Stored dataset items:
* BEGIN *

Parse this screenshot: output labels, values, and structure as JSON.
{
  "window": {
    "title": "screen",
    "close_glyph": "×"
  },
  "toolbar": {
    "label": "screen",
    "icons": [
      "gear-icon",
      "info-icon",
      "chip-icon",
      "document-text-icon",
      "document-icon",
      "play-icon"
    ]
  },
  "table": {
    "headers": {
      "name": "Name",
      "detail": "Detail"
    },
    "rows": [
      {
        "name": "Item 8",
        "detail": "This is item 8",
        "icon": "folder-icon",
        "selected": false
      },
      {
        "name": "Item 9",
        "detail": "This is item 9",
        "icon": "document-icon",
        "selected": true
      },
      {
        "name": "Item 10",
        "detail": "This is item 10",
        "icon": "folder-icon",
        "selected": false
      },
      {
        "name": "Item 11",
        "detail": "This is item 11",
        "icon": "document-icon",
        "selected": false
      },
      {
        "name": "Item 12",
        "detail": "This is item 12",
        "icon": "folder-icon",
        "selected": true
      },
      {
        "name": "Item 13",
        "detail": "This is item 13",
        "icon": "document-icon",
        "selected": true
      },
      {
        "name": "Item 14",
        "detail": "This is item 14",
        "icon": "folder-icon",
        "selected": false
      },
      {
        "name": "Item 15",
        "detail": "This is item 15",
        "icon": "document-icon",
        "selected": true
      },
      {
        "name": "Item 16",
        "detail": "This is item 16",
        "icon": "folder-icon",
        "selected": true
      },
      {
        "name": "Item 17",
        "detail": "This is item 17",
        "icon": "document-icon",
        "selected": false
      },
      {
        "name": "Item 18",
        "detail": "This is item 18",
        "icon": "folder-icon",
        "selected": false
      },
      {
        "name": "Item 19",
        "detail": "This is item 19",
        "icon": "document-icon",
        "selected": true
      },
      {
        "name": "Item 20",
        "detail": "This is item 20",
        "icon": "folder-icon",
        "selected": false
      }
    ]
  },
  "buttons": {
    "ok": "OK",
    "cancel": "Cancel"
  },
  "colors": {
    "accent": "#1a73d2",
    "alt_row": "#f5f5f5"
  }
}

* END *

Return the listing above in full, character for character.

Parse this screenshot: output labels, values, and structure as JSON.
{
  "window": {
    "title": "screen",
    "close_glyph": "×"
  },
  "toolbar": {
    "label": "screen",
    "icons": [
      "gear-icon",
      "info-icon",
      "chip-icon",
      "document-text-icon",
      "document-icon",
      "play-icon"
    ]
  },
  "table": {
    "headers": {
      "name": "Name",
      "detail": "Detail"
    },
    "rows": [
      {
        "name": "Item 8",
        "detail": "This is item 8",
        "icon": "folder-icon",
        "selected": false
      },
      {
        "name": "Item 9",
        "detail": "This is item 9",
        "icon": "document-icon",
        "selected": true
      },
      {
        "name": "Item 10",
        "detail": "This is item 10",
        "icon": "folder-icon",
        "selected": false
      },
      {
        "name": "Item 11",
        "detail": "This is item 11",
        "icon": "document-icon",
        "selected": false
      },
      {
        "name": "Item 12",
        "detail": "This is item 12",
        "icon": "folder-icon",
        "selected": true
      },
      {
        "name": "Item 13",
        "detail": "This is item 13",
        "icon": "document-icon",
        "selected": true
      },
      {
        "name": "Item 14",
        "detail": "This is item 14",
        "icon": "folder-icon",
        "selected": false
      },
      {
        "name": "Item 15",
        "detail": "This is item 15",
        "icon": "document-icon",
        "selected": true
      },
      {
        "name": "Item 16",
        "detail": "This is item 16",
        "icon": "folder-icon",
        "selected": true
      },
      {
        "name": "Item 17",
        "detail": "This is item 17",
        "icon": "document-icon",
        "selected": false
      },
      {
        "name": "Item 18",
        "detail": "This is item 18",
        "icon": "folder-icon",
        "selected": false
      },
      {
        "name": "Item 19",
        "detail": "This is item 19",
        "icon": "document-icon",
        "selected": true
      },
      {
        "name": "Item 20",
        "detail": "This is item 20",
        "icon": "folder-icon",
        "selected": false
      }
    ]
  },
  "buttons": {
    "ok": "OK",
    "cancel": "Cancel"
  },
  "colors": {
    "accent": "#1a73d2",
    "alt_row": "#f5f5f5"
  }
}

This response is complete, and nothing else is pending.